# What you have to do:
Restate the complete material exactly.

Data entries for graphics:

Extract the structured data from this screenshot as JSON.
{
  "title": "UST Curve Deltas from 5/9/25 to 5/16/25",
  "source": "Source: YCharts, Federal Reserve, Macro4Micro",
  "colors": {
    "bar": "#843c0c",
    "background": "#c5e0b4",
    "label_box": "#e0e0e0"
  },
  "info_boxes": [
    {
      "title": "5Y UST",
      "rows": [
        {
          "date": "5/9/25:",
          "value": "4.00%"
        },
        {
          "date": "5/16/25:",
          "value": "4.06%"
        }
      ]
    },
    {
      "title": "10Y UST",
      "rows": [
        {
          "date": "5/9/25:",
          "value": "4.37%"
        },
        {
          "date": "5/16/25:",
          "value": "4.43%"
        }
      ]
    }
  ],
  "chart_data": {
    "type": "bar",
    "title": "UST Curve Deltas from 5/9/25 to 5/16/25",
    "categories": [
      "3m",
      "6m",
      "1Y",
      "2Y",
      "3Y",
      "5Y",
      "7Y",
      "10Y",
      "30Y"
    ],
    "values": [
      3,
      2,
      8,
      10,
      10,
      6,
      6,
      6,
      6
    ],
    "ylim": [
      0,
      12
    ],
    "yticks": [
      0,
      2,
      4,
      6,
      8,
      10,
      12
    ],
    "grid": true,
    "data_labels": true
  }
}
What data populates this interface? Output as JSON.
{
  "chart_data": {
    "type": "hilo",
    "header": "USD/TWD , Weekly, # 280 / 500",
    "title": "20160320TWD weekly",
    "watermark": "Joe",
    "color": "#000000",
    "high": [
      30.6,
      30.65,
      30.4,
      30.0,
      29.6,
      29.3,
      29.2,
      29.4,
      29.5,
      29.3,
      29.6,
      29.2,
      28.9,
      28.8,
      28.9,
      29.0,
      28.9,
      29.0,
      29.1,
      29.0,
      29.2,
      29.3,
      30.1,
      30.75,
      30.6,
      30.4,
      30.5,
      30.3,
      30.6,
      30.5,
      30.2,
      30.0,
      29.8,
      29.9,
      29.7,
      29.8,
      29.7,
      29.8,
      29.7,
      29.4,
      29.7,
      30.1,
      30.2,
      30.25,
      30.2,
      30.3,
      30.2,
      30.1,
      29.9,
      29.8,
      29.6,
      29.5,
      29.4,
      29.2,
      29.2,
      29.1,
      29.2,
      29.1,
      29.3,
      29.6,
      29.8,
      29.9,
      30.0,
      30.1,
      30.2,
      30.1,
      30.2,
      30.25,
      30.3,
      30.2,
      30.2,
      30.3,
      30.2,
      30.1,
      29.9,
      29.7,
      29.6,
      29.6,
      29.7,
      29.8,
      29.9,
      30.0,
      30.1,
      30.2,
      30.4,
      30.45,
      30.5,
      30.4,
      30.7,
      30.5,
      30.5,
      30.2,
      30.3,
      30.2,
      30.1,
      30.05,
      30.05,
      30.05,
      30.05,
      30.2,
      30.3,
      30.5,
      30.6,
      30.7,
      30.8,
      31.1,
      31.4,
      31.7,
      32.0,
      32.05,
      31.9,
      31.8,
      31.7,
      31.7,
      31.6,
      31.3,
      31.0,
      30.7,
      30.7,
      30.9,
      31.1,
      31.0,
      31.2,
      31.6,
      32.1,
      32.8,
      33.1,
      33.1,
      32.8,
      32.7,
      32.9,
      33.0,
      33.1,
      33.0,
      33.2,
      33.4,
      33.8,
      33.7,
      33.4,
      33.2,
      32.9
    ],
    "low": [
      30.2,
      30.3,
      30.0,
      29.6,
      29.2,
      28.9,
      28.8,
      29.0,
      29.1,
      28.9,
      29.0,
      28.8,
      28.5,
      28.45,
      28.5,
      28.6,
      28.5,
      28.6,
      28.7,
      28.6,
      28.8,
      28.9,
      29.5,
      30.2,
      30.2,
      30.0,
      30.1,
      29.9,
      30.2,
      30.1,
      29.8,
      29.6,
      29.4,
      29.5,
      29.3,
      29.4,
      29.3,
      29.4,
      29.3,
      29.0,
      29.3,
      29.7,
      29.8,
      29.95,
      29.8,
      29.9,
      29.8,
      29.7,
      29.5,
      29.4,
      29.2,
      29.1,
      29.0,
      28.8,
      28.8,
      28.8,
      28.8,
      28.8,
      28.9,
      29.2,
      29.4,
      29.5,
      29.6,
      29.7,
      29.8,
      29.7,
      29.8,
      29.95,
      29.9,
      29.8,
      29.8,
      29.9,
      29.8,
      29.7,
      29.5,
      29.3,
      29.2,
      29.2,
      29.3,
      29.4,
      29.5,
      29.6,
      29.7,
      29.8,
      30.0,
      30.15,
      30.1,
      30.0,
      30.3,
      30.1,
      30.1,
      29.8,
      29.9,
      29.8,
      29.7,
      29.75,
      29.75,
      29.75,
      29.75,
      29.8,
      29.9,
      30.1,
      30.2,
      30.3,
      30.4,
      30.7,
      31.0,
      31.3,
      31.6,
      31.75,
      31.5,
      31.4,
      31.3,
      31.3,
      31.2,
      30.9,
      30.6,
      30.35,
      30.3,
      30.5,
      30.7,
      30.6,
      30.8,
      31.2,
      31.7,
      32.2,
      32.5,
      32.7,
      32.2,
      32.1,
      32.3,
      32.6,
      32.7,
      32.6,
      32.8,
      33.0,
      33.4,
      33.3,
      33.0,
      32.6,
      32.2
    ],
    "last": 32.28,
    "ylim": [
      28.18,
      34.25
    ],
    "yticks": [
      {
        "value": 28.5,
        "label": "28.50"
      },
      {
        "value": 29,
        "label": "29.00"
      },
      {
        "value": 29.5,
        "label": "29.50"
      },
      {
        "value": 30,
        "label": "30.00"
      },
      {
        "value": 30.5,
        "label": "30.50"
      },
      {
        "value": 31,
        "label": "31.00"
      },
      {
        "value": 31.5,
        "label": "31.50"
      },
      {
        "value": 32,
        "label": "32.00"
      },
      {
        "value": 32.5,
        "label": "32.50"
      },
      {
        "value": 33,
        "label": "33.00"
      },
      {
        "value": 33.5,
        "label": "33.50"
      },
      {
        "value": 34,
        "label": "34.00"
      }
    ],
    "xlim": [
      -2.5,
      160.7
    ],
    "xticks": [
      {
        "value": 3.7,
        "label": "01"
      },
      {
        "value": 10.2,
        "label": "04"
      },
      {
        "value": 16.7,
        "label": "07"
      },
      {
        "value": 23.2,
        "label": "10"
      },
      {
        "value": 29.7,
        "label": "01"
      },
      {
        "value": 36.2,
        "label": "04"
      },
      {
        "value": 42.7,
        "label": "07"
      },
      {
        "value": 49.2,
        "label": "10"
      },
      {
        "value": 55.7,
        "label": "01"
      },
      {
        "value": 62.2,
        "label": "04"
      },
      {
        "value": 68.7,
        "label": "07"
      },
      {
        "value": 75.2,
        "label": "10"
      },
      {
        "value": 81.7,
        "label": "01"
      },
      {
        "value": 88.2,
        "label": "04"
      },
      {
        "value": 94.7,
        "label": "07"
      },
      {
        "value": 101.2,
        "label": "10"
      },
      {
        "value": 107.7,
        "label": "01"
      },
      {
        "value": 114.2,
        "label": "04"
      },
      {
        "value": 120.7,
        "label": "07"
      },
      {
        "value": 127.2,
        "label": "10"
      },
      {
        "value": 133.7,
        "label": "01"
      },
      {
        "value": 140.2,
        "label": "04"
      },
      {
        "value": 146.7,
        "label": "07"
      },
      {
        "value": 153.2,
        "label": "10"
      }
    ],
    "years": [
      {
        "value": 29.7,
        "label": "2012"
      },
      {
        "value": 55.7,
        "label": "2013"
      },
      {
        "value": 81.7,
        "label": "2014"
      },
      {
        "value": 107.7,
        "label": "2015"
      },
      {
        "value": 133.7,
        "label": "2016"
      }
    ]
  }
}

# Finished answer:
Extract the structured data from this screenshot as JSON.
{
  "title": "UST Curve Deltas from 5/9/25 to 5/16/25",
  "source": "Source: YCharts, Federal Reserve, Macro4Micro",
  "colors": {
    "bar": "#843c0c",
    "background": "#c5e0b4",
    "label_box": "#e0e0e0"
  },
  "info_boxes": [
    {
      "title": "5Y UST",
      "rows": [
        {
          "date": "5/9/25:",
          "value": "4.00%"
        },
        {
          "date": "5/16/25:",
          "value": "4.06%"
        }
      ]
    },
    {
      "title": "10Y UST",
      "rows": [
        {
          "date": "5/9/25:",
          "value": "4.37%"
        },
        {
          "date": "5/16/25:",
          "value": "4.43%"
        }
      ]
    }
  ],
  "chart_data": {
    "type": "bar",
    "title": "UST Curve Deltas from 5/9/25 to 5/16/25",
    "categories": [
      "3m",
      "6m",
      "1Y",
      "2Y",
      "3Y",
      "5Y",
      "7Y",
      "10Y",
      "30Y"
    ],
    "values": [
      3,
      2,
      8,
      10,
      10,
      6,
      6,
      6,
      6
    ],
    "ylim": [
      0,
      12
    ],
    "yticks": [
      0,
      2,
      4,
      6,
      8,
      10,
      12
    ],
    "grid": true,
    "data_labels": true
  }
}
What data populates this interface? Output as JSON.
{
  "chart_data": {
    "type": "hilo",
    "header": "USD/TWD , Weekly, # 280 / 500",
    "title": "20160320TWD weekly",
    "watermark": "Joe",
    "color": "#000000",
    "high": [
      30.6,
      30.65,
      30.4,
      30.0,
      29.6,
      29.3,
      29.2,
      29.4,
      29.5,
      29.3,
      29.6,
      29.2,
      28.9,
      28.8,
      28.9,
      29.0,
      28.9,
      29.0,
      29.1,
      29.0,
      29.2,
      29.3,
      30.1,
      30.75,
      30.6,
      30.4,
      30.5,
      30.3,
      30.6,
      30.5,
      30.2,
      30.0,
      29.8,
      29.9,
      29.7,
      29.8,
      29.7,
      29.8,
      29.7,
      29.4,
      29.7,
      30.1,
      30.2,
      30.25,
      30.2,
      30.3,
      30.2,
      30.1,
      29.9,
      29.8,
      29.6,
      29.5,
      29.4,
      29.2,
      29.2,
      29.1,
      29.2,
      29.1,
      29.3,
      29.6,
      29.8,
      29.9,
      30.0,
      30.1,
      30.2,
      30.1,
      30.2,
      30.25,
      30.3,
      30.2,
      30.2,
      30.3,
      30.2,
      30.1,
      29.9,
      29.7,
      29.6,
      29.6,
      29.7,
      29.8,
      29.9,
      30.0,
      30.1,
      30.2,
      30.4,
      30.45,
      30.5,
      30.4,
      30.7,
      30.5,
      30.5,
      30.2,
      30.3,
      30.2,
      30.1,
      30.05,
      30.05,
      30.05,
      30.05,
      30.2,
      30.3,
      30.5,
      30.6,
      30.7,
      30.8,
      31.1,
      31.4,
      31.7,
      32.0,
      32.05,
      31.9,
      31.8,
      31.7,
      31.7,
      31.6,
      31.3,
      31.0,
      30.7,
      30.7,
      30.9,
      31.1,
      31.0,
      31.2,
      31.6,
      32.1,
      32.8,
      33.1,
      33.1,
      32.8,
      32.7,
      32.9,
      33.0,
      33.1,
      33.0,
      33.2,
      33.4,
      33.8,
      33.7,
      33.4,
      33.2,
      32.9
    ],
    "low": [
      30.2,
      30.3,
      30.0,
      29.6,
      29.2,
      28.9,
      28.8,
      29.0,
      29.1,
      28.9,
      29.0,
      28.8,
      28.5,
      28.45,
      28.5,
      28.6,
      28.5,
      28.6,
      28.7,
      28.6,
      28.8,
      28.9,
      29.5,
      30.2,
      30.2,
      30.0,
      30.1,
      29.9,
      30.2,
      30.1,
      29.8,
      29.6,
      29.4,
      29.5,
      29.3,
      29.4,
      29.3,
      29.4,
      29.3,
      29.0,
      29.3,
      29.7,
      29.8,
      29.95,
      29.8,
      29.9,
      29.8,
      29.7,
      29.5,
      29.4,
      29.2,
      29.1,
      29.0,
      28.8,
      28.8,
      28.8,
      28.8,
      28.8,
      28.9,
      29.2,
      29.4,
      29.5,
      29.6,
      29.7,
      29.8,
      29.7,
      29.8,
      29.95,
      29.9,
      29.8,
      29.8,
      29.9,
      29.8,
      29.7,
      29.5,
      29.3,
      29.2,
      29.2,
      29.3,
      29.4,
      29.5,
      29.6,
      29.7,
      29.8,
      30.0,
      30.15,
      30.1,
      30.0,
      30.3,
      30.1,
      30.1,
      29.8,
      29.9,
      29.8,
      29.7,
      29.75,
      29.75,
      29.75,
      29.75,
      29.8,
      29.9,
      30.1,
      30.2,
      30.3,
      30.4,
      30.7,
      31.0,
      31.3,
      31.6,
      31.75,
      31.5,
      31.4,
      31.3,
      31.3,
      31.2,
      30.9,
      30.6,
      30.35,
      30.3,
      30.5,
      30.7,
      30.6,
      30.8,
      31.2,
      31.7,
      32.2,
      32.5,
      32.7,
      32.2,
      32.1,
      32.3,
      32.6,
      32.7,
      32.6,
      32.8,
      33.0,
      33.4,
      33.3,
      33.0,
      32.6,
      32.2
    ],
    "last": 32.28,
    "ylim": [
      28.18,
      34.25
    ],
    "yticks": [
      {
        "value": 28.5,
        "label": "28.50"
      },
      {
        "value": 29,
        "label": "29.00"
      },
      {
        "value": 29.5,
        "label": "29.50"
      },
      {
        "value": 30,
        "label": "30.00"
      },
      {
        "value": 30.5,
        "label": "30.50"
      },
      {
        "value": 31,
        "label": "31.00"
      },
      {
        "value": 31.5,
        "label": "31.50"
      },
      {
        "value": 32,
        "label": "32.00"
      },
      {
        "value": 32.5,
        "label": "32.50"
      },
      {
        "value": 33,
        "label": "33.00"
      },
      {
        "value": 33.5,
        "label": "33.50"
      },
      {
        "value": 34,
        "label": "34.00"
      }
    ],
    "xlim": [
      -2.5,
      160.7
    ],
    "xticks": [
      {
        "value": 3.7,
        "label": "01"
      },
      {
        "value": 10.2,
        "label": "04"
      },
      {
        "value": 16.7,
        "label": "07"
      },
      {
        "value": 23.2,
        "label": "10"
      },
      {
        "value": 29.7,
        "label": "01"
      },
      {
        "value": 36.2,
        "label": "04"
      },
      {
        "value": 42.7,
        "label": "07"
      },
      {
        "value": 49.2,
        "label": "10"
      },
      {
        "value": 55.7,
        "label": "01"
      },
      {
        "value": 62.2,
        "label": "04"
      },
      {
        "value": 68.7,
        "label": "07"
      },
      {
        "value": 75.2,
        "label": "10"
      },
      {
        "value": 81.7,
        "label": "01"
      },
      {
        "value": 88.2,
        "label": "04"
      },
      {
        "value": 94.7,
        "label": "07"
      },
      {
        "value": 101.2,
        "label": "10"
      },
      {
        "value": 107.7,
        "label": "01"
      },
      {
        "value": 114.2,
        "label": "04"
      },
      {
        "value": 120.7,
        "label": "07"
      },
      {
        "value": 127.2,
        "label": "10"
      },
      {
        "value": 133.7,
        "label": "01"
      },
      {
        "value": 140.2,
        "label": "04"
      },
      {
        "value": 146.7,
        "label": "07"
      },
      {
        "value": 153.2,
        "label": "10"
      }
    ],
    "years": [
      {
        "value": 29.7,
        "label": "2012"
      },
      {
        "value": 55.7,
        "label": "2013"
      },
      {
        "value": 81.7,
        "label": "2014"
      },
      {
        "value": 107.7,
        "label": "2015"
      },
      {
        "value": 133.7,
        "label": "2016"
      }
    ]
  }
}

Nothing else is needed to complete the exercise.